• _Data listing_:
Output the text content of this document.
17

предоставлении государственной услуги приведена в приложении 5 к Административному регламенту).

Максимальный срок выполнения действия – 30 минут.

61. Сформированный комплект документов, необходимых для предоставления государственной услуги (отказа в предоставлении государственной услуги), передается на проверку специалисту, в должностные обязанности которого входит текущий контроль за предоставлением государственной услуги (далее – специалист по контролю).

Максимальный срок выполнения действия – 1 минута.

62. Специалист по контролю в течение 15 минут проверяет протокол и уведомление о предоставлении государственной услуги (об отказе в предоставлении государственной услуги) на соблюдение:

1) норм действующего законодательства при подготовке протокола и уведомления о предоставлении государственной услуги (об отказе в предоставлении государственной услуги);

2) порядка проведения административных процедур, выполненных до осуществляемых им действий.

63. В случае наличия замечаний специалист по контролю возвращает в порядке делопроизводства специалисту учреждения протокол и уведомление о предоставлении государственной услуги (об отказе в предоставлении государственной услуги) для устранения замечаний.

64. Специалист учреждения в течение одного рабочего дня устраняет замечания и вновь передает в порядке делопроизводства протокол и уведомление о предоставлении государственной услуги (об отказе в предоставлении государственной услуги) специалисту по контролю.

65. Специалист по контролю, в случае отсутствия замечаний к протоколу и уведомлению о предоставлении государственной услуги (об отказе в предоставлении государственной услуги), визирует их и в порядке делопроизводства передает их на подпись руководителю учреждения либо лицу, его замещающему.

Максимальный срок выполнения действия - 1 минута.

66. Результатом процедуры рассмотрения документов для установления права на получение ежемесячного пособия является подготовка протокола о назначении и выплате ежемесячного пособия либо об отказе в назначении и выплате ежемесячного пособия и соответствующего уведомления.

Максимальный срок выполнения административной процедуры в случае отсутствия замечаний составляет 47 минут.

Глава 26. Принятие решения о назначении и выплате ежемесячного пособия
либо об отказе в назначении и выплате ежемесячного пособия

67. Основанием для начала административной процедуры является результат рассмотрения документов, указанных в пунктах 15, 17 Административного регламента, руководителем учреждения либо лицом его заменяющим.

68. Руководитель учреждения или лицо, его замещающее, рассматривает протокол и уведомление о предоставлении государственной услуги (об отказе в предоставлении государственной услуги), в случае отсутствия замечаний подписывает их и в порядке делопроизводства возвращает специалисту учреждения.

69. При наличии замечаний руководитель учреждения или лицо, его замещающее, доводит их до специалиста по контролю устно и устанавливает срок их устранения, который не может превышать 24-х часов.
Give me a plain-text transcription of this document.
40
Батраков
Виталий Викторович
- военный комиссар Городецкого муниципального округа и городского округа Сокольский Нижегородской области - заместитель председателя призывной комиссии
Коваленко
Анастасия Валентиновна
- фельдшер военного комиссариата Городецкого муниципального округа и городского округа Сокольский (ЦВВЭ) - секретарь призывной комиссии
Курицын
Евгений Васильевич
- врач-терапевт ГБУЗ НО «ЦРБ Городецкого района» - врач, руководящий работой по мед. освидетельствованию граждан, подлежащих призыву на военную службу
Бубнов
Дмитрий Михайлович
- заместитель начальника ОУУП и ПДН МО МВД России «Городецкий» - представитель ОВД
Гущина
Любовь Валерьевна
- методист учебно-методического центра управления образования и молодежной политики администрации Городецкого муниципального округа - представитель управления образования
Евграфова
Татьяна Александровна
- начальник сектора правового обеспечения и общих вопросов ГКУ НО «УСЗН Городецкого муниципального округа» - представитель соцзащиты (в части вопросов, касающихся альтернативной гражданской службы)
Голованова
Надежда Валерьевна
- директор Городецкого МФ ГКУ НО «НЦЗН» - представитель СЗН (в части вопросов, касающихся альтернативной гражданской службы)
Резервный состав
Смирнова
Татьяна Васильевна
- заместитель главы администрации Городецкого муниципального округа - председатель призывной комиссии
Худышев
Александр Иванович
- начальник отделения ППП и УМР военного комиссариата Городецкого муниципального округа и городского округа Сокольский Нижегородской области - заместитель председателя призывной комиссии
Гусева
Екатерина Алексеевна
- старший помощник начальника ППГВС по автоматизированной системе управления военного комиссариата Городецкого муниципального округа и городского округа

• _What is asked_: Retype all of the material, keeping each line exact.

• _Solution to this problem_:
Output the text content of this document.
17

предоставлении государственной услуги приведена в приложении 5 к Административному регламенту).

Максимальный срок выполнения действия – 30 минут.

61. Сформированный комплект документов, необходимых для предоставления государственной услуги (отказа в предоставлении государственной услуги), передается на проверку специалисту, в должностные обязанности которого входит текущий контроль за предоставлением государственной услуги (далее – специалист по контролю).

Максимальный срок выполнения действия – 1 минута.

62. Специалист по контролю в течение 15 минут проверяет протокол и уведомление о предоставлении государственной услуги (об отказе в предоставлении государственной услуги) на соблюдение:

1) норм действующего законодательства при подготовке протокола и уведомления о предоставлении государственной услуги (об отказе в предоставлении государственной услуги);

2) порядка проведения административных процедур, выполненных до осуществляемых им действий.

63. В случае наличия замечаний специалист по контролю возвращает в порядке делопроизводства специалисту учреждения протокол и уведомление о предоставлении государственной услуги (об отказе в предоставлении государственной услуги) для устранения замечаний.

64. Специалист учреждения в течение одного рабочего дня устраняет замечания и вновь передает в порядке делопроизводства протокол и уведомление о предоставлении государственной услуги (об отказе в предоставлении государственной услуги) специалисту по контролю.

65. Специалист по контролю, в случае отсутствия замечаний к протоколу и уведомлению о предоставлении государственной услуги (об отказе в предоставлении государственной услуги), визирует их и в порядке делопроизводства передает их на подпись руководителю учреждения либо лицу, его замещающему.

Максимальный срок выполнения действия - 1 минута.

66. Результатом процедуры рассмотрения документов для установления права на получение ежемесячного пособия является подготовка протокола о назначении и выплате ежемесячного пособия либо об отказе в назначении и выплате ежемесячного пособия и соответствующего уведомления.

Максимальный срок выполнения административной процедуры в случае отсутствия замечаний составляет 47 минут.

Глава 26. Принятие решения о назначении и выплате ежемесячного пособия
либо об отказе в назначении и выплате ежемесячного пособия

67. Основанием для начала административной процедуры является результат рассмотрения документов, указанных в пунктах 15, 17 Административного регламента, руководителем учреждения либо лицом его заменяющим.

68. Руководитель учреждения или лицо, его замещающее, рассматривает протокол и уведомление о предоставлении государственной услуги (об отказе в предоставлении государственной услуги), в случае отсутствия замечаний подписывает их и в порядке делопроизводства возвращает специалисту учреждения.

69. При наличии замечаний руководитель учреждения или лицо, его замещающее, доводит их до специалиста по контролю устно и устанавливает срок их устранения, который не может превышать 24-х часов.
Give me a plain-text transcription of this document.
40
Батраков
Виталий Викторович
- военный комиссар Городецкого муниципального округа и городского округа Сокольский Нижегородской области - заместитель председателя призывной комиссии
Коваленко
Анастасия Валентиновна
- фельдшер военного комиссариата Городецкого муниципального округа и городского округа Сокольский (ЦВВЭ) - секретарь призывной комиссии
Курицын
Евгений Васильевич
- врач-терапевт ГБУЗ НО «ЦРБ Городецкого района» - врач, руководящий работой по мед. освидетельствованию граждан, подлежащих призыву на военную службу
Бубнов
Дмитрий Михайлович
- заместитель начальника ОУУП и ПДН МО МВД России «Городецкий» - представитель ОВД
Гущина
Любовь Валерьевна
- методист учебно-методического центра управления образования и молодежной политики администрации Городецкого муниципального округа - представитель управления образования
Евграфова
Татьяна Александровна
- начальник сектора правового обеспечения и общих вопросов ГКУ НО «УСЗН Городецкого муниципального округа» - представитель соцзащиты (в части вопросов, касающихся альтернативной гражданской службы)
Голованова
Надежда Валерьевна
- директор Городецкого МФ ГКУ НО «НЦЗН» - представитель СЗН (в части вопросов, касающихся альтернативной гражданской службы)
Резервный состав
Смирнова
Татьяна Васильевна
- заместитель главы администрации Городецкого муниципального округа - председатель призывной комиссии
Худышев
Александр Иванович
- начальник отделения ППП и УМР военного комиссариата Городецкого муниципального округа и городского округа Сокольский Нижегородской области - заместитель председателя призывной комиссии
Гусева
Екатерина Алексеевна
- старший помощник начальника ППГВС по автоматизированной системе управления военного комиссариата Городецкого муниципального округа и городского округа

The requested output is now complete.